**Task to carry out:** Look through the lines below and state how many hold the word "requests". Write only the number.

**Stored data entries:**
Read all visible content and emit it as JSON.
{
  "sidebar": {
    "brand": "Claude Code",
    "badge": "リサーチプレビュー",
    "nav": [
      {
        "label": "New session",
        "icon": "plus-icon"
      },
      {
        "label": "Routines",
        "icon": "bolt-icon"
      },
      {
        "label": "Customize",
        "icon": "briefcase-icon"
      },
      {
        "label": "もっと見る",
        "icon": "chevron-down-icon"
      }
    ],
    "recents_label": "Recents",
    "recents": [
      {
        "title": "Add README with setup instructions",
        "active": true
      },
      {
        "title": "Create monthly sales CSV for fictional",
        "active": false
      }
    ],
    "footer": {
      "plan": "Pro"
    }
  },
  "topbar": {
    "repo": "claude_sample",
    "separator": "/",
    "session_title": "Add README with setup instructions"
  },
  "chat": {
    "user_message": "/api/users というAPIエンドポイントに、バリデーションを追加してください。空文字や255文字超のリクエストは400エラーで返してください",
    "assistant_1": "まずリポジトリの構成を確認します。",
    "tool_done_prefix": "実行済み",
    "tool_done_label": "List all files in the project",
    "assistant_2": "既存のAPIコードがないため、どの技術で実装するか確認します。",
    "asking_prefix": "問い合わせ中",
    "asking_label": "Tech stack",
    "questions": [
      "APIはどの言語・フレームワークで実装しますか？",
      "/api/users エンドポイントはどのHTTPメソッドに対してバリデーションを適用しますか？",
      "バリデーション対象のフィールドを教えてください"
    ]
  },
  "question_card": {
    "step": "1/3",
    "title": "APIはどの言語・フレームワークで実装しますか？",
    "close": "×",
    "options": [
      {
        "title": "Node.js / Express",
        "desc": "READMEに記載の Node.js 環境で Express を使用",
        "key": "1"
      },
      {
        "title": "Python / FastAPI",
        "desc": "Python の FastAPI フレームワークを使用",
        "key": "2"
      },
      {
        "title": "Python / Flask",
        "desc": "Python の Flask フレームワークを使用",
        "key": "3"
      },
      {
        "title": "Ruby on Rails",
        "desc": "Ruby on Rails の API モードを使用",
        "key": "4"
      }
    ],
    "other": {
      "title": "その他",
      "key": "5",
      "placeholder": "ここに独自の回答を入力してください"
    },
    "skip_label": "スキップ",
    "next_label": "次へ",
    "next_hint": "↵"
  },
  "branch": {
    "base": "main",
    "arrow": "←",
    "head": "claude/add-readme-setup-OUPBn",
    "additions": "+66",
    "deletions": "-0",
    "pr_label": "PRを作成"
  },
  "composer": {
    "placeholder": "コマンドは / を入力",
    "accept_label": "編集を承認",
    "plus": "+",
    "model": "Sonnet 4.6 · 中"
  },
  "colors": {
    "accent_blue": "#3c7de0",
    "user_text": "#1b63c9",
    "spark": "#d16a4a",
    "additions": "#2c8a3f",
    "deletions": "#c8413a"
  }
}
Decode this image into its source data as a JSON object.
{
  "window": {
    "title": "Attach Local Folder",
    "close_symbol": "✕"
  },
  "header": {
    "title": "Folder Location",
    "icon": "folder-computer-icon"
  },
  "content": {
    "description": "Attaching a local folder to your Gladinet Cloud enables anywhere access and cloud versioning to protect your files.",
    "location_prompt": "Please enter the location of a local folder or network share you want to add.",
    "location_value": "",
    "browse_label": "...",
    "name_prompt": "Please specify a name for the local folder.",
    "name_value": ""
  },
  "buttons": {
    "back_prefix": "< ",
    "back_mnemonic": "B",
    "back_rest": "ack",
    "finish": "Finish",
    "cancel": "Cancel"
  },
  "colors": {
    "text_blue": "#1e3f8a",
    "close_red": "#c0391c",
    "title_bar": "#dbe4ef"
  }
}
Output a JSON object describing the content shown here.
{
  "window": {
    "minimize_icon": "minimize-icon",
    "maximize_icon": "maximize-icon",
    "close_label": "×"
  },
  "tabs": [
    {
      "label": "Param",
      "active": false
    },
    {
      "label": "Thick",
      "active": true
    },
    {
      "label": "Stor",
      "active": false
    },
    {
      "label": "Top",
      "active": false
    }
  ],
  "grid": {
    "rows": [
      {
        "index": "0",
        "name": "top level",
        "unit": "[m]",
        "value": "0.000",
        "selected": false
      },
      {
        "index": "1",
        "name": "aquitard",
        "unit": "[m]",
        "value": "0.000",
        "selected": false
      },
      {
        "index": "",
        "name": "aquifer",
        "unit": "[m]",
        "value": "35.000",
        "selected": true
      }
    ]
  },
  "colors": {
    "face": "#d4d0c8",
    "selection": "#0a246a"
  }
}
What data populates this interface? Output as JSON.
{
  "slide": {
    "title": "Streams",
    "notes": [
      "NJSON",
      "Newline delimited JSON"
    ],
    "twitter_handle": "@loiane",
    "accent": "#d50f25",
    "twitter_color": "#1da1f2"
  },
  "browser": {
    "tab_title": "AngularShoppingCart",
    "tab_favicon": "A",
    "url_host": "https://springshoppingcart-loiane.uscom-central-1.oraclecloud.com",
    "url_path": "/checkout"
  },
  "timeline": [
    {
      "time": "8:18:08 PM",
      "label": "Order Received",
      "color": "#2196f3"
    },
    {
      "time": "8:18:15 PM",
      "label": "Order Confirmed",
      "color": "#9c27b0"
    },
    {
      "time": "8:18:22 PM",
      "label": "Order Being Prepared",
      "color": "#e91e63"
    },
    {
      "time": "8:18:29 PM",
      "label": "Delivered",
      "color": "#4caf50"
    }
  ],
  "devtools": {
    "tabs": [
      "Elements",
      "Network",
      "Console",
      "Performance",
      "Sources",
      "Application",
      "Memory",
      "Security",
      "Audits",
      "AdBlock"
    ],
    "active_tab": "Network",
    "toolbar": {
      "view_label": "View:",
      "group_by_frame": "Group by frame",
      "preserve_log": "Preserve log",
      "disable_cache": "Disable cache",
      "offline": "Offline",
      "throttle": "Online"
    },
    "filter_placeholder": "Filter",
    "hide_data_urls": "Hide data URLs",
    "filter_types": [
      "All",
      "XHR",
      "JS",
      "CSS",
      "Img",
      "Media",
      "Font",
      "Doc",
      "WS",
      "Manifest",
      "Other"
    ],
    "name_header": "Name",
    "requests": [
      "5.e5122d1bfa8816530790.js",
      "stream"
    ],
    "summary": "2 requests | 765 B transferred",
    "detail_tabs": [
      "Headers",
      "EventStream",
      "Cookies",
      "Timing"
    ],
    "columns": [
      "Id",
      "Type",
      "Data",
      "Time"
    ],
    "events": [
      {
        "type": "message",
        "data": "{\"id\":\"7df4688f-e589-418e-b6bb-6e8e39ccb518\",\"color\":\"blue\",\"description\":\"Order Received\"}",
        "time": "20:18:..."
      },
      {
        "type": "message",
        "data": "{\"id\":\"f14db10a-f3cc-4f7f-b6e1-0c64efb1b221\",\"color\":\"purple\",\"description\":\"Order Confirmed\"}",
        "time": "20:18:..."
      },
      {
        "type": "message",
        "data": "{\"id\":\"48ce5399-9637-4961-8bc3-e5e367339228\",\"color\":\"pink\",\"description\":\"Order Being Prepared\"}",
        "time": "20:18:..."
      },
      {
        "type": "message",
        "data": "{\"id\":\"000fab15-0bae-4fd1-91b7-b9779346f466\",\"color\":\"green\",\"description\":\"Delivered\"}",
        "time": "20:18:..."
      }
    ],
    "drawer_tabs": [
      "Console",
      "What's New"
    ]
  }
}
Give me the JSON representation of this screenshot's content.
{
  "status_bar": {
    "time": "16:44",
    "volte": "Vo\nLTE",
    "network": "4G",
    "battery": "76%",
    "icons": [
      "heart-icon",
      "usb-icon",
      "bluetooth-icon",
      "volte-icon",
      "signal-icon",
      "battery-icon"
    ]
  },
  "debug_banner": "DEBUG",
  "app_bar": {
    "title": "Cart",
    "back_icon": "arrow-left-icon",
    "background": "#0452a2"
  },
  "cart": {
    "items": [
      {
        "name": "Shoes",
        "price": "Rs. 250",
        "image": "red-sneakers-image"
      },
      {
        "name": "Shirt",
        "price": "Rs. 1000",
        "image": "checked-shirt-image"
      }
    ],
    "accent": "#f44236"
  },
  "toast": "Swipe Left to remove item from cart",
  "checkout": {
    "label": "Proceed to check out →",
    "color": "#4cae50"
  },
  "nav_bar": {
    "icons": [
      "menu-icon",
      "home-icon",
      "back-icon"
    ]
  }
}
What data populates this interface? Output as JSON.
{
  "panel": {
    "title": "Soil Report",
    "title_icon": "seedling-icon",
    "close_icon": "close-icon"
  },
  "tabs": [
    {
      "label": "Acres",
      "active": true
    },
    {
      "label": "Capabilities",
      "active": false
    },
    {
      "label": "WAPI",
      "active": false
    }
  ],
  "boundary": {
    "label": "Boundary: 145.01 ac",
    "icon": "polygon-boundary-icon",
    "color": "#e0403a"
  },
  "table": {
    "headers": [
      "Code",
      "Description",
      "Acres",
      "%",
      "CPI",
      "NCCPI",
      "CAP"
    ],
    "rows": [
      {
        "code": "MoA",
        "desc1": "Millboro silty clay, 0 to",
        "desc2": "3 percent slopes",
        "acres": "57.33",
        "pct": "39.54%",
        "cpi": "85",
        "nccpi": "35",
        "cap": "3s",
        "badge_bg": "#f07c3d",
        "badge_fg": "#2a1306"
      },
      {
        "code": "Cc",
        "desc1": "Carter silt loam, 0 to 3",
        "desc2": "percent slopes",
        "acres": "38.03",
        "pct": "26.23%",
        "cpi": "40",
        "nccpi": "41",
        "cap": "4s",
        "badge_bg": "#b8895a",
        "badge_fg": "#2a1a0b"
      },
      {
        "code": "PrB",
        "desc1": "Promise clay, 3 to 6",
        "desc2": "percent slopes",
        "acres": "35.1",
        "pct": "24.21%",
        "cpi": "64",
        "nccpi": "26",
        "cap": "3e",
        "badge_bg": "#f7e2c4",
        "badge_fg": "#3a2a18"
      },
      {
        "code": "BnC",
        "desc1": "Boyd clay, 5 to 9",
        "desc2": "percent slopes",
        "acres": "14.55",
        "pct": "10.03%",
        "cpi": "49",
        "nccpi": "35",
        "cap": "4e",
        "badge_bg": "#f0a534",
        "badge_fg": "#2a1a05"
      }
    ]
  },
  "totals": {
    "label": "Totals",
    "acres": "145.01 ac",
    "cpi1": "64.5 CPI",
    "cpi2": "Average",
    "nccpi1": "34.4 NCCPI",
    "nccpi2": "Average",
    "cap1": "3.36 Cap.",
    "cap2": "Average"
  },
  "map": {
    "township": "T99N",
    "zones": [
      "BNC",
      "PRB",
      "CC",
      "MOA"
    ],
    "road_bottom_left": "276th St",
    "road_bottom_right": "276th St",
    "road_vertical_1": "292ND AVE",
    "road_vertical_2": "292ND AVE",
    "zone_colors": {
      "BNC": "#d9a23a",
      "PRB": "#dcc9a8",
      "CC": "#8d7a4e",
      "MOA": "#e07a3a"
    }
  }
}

**Reply:** 2